[Figure record listings]
....................

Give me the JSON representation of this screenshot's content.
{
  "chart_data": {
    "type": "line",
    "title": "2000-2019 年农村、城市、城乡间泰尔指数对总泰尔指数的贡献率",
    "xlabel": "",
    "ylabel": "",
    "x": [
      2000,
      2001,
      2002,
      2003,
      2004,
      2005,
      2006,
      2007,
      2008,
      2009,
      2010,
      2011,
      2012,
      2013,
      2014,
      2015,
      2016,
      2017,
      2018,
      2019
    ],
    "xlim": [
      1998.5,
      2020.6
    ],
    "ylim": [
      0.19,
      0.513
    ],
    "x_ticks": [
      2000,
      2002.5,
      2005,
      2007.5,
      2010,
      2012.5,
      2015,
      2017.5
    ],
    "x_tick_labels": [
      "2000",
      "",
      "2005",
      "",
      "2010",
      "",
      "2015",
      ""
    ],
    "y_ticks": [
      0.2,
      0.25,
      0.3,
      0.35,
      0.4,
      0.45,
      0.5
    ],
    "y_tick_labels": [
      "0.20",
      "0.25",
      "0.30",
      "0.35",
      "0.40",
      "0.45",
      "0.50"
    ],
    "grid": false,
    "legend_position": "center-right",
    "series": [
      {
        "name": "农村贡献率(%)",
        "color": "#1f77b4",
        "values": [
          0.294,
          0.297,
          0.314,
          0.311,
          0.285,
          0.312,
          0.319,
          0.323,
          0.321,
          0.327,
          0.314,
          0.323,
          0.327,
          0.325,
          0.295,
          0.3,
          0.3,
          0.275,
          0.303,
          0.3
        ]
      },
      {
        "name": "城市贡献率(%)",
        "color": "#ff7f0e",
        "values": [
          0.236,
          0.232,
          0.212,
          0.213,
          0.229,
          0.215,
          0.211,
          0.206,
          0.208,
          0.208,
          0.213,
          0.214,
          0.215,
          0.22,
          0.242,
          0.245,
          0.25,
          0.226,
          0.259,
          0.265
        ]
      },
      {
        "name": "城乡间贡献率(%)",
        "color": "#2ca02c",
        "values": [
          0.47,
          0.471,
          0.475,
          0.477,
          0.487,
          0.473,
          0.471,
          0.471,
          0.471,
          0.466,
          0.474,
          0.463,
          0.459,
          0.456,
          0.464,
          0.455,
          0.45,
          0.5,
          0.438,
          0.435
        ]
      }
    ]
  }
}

....................

EXERCISE
Return the listing above in full, character for character.

FINISHED ANSWER
Give me the JSON representation of this screenshot's content.
{
  "chart_data": {
    "type": "line",
    "title": "2000-2019 年农村、城市、城乡间泰尔指数对总泰尔指数的贡献率",
    "xlabel": "",
    "ylabel": "",
    "x": [
      2000,
      2001,
      2002,
      2003,
      2004,
      2005,
      2006,
      2007,
      2008,
      2009,
      2010,
      2011,
      2012,
      2013,
      2014,
      2015,
      2016,
      2017,
      2018,
      2019
    ],
    "xlim": [
      1998.5,
      2020.6
    ],
    "ylim": [
      0.19,
      0.513
    ],
    "x_ticks": [
      2000,
      2002.5,
      2005,
      2007.5,
      2010,
      2012.5,
      2015,
      2017.5
    ],
    "x_tick_labels": [
      "2000",
      "",
      "2005",
      "",
      "2010",
      "",
      "2015",
      ""
    ],
    "y_ticks": [
      0.2,
      0.25,
      0.3,
      0.35,
      0.4,
      0.45,
      0.5
    ],
    "y_tick_labels": [
      "0.20",
      "0.25",
      "0.30",
      "0.35",
      "0.40",
      "0.45",
      "0.50"
    ],
    "grid": false,
    "legend_position": "center-right",
    "series": [
      {
        "name": "农村贡献率(%)",
        "color": "#1f77b4",
        "values": [
          0.294,
          0.297,
          0.314,
          0.311,
          0.285,
          0.312,
          0.319,
          0.323,
          0.321,
          0.327,
          0.314,
          0.323,
          0.327,
          0.325,
          0.295,
          0.3,
          0.3,
          0.275,
          0.303,
          0.3
        ]
      },
      {
        "name": "城市贡献率(%)",
        "color": "#ff7f0e",
        "values": [
          0.236,
          0.232,
          0.212,
          0.213,
          0.229,
          0.215,
          0.211,
          0.206,
          0.208,
          0.208,
          0.213,
          0.214,
          0.215,
          0.22,
          0.242,
          0.245,
          0.25,
          0.226,
          0.259,
          0.265
        ]
      },
      {
        "name": "城乡间贡献率(%)",
        "color": "#2ca02c",
        "values": [
          0.47,
          0.471,
          0.475,
          0.477,
          0.487,
          0.473,
          0.471,
          0.471,
          0.471,
          0.466,
          0.474,
          0.463,
          0.459,
          0.456,
          0.464,
          0.455,
          0.45,
          0.5,
          0.438,
          0.435
        ]
      }
    ]
  }
}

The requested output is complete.